* begin Source material *

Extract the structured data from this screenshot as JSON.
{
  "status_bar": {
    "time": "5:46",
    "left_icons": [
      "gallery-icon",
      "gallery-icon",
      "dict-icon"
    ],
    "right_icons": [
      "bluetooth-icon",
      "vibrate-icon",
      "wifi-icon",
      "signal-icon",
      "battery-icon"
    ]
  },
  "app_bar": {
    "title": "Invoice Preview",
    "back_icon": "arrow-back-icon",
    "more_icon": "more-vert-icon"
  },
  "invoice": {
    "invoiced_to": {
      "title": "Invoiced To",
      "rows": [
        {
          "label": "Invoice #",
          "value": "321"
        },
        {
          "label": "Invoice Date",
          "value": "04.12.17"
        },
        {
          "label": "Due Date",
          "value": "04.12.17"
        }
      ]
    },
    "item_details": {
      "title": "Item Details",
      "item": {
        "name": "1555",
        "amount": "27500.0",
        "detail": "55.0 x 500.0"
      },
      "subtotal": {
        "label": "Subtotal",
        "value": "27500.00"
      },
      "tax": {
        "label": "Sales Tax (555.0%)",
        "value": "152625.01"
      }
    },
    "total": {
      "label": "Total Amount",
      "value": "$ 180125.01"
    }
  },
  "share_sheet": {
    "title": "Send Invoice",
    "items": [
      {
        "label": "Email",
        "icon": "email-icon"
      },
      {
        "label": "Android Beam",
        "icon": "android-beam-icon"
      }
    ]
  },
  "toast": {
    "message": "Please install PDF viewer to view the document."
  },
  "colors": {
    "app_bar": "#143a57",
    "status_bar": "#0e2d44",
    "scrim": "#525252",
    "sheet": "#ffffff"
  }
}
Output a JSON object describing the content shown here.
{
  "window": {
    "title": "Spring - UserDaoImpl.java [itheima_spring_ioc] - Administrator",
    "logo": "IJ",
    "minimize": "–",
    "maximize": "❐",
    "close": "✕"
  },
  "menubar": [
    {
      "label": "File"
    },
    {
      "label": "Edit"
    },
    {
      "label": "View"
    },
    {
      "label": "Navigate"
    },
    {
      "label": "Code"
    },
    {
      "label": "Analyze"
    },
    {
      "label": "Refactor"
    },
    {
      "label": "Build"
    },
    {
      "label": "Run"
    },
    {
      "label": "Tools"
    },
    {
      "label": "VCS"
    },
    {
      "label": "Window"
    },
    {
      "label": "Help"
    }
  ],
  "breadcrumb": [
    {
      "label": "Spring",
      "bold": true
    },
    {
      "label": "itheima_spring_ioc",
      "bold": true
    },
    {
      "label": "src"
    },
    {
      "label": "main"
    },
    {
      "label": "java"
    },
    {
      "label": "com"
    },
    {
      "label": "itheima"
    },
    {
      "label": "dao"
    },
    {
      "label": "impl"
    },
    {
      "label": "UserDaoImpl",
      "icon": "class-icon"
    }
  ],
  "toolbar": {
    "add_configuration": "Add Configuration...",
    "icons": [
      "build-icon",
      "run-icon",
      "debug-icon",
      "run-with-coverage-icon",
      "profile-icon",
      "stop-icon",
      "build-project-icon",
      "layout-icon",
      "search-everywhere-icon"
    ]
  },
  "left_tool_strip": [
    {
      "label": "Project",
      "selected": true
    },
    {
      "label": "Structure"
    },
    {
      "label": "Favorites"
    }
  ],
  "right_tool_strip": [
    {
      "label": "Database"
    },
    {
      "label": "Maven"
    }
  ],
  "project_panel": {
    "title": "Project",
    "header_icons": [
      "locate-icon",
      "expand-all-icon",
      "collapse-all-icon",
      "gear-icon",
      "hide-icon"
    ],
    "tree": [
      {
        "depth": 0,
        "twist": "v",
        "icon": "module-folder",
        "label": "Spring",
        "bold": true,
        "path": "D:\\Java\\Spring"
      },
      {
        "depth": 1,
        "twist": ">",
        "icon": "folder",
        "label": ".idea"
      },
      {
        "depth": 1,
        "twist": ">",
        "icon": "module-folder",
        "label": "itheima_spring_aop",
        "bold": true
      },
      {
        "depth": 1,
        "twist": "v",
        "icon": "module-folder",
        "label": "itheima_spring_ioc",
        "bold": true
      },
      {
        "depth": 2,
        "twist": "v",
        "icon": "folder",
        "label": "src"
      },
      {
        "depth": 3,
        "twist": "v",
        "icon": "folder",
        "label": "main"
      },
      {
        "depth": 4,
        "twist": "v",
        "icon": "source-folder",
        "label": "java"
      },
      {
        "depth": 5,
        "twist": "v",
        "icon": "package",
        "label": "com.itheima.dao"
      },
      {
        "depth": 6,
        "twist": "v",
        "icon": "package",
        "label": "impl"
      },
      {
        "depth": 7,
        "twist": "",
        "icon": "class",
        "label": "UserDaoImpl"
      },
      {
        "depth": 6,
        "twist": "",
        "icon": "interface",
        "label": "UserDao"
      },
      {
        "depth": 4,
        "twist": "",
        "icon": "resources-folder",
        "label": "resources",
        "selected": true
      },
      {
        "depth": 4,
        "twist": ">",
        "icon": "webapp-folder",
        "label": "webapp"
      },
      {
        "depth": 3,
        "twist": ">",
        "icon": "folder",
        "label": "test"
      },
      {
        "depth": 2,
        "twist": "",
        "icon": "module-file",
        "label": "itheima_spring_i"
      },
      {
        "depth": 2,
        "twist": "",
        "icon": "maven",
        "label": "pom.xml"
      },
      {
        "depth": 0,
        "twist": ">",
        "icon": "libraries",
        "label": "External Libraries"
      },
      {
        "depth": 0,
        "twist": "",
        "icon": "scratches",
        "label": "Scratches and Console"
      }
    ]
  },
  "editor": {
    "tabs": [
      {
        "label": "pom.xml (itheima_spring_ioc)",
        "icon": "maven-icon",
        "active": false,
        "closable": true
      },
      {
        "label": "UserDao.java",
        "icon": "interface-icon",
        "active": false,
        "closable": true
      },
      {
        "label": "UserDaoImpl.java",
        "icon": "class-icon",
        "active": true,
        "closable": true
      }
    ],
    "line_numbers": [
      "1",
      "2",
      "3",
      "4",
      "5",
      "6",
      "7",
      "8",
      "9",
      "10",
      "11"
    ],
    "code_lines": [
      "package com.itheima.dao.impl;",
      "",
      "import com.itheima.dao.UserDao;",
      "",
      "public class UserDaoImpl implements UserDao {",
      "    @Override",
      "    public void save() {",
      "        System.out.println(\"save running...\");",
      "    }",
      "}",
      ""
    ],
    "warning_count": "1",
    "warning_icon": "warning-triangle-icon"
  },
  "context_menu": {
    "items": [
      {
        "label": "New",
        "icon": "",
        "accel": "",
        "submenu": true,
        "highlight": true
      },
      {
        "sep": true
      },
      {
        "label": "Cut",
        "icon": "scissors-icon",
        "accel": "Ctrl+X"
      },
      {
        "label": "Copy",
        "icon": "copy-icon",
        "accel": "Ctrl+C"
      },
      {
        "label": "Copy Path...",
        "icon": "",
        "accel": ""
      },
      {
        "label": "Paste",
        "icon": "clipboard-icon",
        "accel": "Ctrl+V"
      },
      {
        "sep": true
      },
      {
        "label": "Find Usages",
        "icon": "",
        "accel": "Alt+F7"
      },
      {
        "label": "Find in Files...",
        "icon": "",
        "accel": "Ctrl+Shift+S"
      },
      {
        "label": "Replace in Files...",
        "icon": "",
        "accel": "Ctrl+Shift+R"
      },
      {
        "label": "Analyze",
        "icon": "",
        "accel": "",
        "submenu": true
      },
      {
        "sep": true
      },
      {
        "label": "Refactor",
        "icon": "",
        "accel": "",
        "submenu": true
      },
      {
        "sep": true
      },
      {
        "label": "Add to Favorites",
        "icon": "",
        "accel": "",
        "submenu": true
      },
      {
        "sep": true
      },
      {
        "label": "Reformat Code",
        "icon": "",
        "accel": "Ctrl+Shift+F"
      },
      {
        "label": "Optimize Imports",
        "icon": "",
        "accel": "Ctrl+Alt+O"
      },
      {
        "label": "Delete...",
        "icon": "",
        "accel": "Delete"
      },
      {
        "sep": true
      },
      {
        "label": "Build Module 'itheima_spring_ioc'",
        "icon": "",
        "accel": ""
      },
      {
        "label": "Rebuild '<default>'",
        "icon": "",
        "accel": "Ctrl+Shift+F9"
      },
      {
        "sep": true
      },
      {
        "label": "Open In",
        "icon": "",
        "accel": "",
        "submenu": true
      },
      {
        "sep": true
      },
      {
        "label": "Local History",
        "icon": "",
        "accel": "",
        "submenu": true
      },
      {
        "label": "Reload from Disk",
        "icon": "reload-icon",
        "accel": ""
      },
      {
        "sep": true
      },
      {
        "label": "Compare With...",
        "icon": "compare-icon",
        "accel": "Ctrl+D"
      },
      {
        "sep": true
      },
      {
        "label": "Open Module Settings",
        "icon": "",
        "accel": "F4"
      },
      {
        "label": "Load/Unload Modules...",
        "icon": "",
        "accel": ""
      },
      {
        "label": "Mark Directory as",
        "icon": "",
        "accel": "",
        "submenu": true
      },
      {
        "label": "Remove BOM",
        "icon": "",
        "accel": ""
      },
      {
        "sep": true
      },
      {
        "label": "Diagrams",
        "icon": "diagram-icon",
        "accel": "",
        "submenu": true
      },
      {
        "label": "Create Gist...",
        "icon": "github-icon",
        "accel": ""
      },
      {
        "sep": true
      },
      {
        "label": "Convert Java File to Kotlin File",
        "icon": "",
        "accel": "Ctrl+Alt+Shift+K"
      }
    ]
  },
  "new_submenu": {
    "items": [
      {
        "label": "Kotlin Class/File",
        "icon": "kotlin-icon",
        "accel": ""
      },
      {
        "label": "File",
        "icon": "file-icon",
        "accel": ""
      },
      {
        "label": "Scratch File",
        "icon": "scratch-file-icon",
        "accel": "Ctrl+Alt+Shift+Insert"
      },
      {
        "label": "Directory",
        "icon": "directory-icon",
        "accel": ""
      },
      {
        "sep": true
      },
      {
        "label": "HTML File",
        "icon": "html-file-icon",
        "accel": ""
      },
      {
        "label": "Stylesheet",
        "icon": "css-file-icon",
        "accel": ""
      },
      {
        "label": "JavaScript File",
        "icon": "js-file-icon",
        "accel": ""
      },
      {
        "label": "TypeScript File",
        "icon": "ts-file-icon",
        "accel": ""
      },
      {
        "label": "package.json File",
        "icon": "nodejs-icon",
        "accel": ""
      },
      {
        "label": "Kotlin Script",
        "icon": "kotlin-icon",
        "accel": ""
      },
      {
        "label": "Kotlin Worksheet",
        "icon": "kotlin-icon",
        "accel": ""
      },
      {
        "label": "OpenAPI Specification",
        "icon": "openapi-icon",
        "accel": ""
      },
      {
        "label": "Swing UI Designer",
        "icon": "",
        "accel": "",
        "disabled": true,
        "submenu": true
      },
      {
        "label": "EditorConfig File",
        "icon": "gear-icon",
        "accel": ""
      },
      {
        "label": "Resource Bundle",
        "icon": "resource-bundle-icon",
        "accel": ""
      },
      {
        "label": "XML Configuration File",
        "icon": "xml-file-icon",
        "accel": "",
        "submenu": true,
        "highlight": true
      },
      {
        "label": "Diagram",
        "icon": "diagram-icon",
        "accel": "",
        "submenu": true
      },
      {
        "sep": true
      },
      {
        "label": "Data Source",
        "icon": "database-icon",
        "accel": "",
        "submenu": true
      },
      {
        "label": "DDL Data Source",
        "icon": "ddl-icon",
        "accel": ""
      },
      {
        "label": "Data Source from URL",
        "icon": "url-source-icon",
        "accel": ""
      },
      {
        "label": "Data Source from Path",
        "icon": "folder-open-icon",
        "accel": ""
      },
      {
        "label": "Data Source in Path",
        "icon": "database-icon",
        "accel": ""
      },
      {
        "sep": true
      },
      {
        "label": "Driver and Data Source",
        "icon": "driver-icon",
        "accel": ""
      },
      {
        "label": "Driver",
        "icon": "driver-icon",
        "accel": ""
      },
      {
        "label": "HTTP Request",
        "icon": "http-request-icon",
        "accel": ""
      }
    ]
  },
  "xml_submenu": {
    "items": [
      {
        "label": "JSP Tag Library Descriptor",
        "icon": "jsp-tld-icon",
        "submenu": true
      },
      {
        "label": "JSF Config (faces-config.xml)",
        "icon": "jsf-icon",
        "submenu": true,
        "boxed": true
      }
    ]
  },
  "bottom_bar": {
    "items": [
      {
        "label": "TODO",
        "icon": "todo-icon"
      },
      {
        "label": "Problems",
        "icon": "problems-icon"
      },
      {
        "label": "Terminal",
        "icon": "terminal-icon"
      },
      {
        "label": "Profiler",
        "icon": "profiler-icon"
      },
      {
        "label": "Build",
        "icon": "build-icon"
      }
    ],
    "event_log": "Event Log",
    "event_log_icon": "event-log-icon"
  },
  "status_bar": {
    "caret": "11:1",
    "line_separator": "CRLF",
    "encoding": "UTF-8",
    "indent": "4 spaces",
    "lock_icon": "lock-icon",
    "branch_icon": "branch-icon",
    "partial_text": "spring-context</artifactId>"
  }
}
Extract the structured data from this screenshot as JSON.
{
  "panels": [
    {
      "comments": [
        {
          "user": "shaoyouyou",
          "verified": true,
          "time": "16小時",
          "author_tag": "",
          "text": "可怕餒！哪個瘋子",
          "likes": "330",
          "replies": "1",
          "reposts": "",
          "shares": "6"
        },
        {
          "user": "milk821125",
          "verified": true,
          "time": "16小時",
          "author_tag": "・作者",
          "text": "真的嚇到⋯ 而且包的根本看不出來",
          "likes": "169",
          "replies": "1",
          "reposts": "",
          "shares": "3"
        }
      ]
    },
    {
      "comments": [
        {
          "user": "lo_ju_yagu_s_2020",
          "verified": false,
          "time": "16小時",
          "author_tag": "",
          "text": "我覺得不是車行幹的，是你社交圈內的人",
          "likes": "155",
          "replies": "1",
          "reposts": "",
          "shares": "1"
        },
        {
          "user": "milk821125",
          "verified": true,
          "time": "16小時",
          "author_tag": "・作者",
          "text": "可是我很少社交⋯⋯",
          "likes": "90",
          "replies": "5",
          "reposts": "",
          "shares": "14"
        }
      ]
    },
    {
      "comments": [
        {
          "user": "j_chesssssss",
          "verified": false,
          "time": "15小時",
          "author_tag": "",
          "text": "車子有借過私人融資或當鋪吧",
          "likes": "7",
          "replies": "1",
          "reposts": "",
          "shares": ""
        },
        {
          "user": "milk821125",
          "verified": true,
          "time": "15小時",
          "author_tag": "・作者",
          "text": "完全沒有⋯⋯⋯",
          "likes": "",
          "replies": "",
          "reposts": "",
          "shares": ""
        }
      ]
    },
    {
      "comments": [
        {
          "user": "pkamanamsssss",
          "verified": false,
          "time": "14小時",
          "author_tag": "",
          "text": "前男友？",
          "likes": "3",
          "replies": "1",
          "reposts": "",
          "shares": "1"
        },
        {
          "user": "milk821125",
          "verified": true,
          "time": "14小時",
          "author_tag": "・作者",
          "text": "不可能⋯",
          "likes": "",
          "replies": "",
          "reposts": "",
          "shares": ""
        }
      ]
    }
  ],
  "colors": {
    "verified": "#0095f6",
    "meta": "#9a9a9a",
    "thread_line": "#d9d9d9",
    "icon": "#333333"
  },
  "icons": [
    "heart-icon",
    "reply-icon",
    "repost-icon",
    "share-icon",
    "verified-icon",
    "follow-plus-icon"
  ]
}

* end Source material *

### Exercise aim:
Tally up the lines in the preceding listing that contain the string "UserDaoImpl". Respond with the number and nothing else.

### Reply to the exercise:
5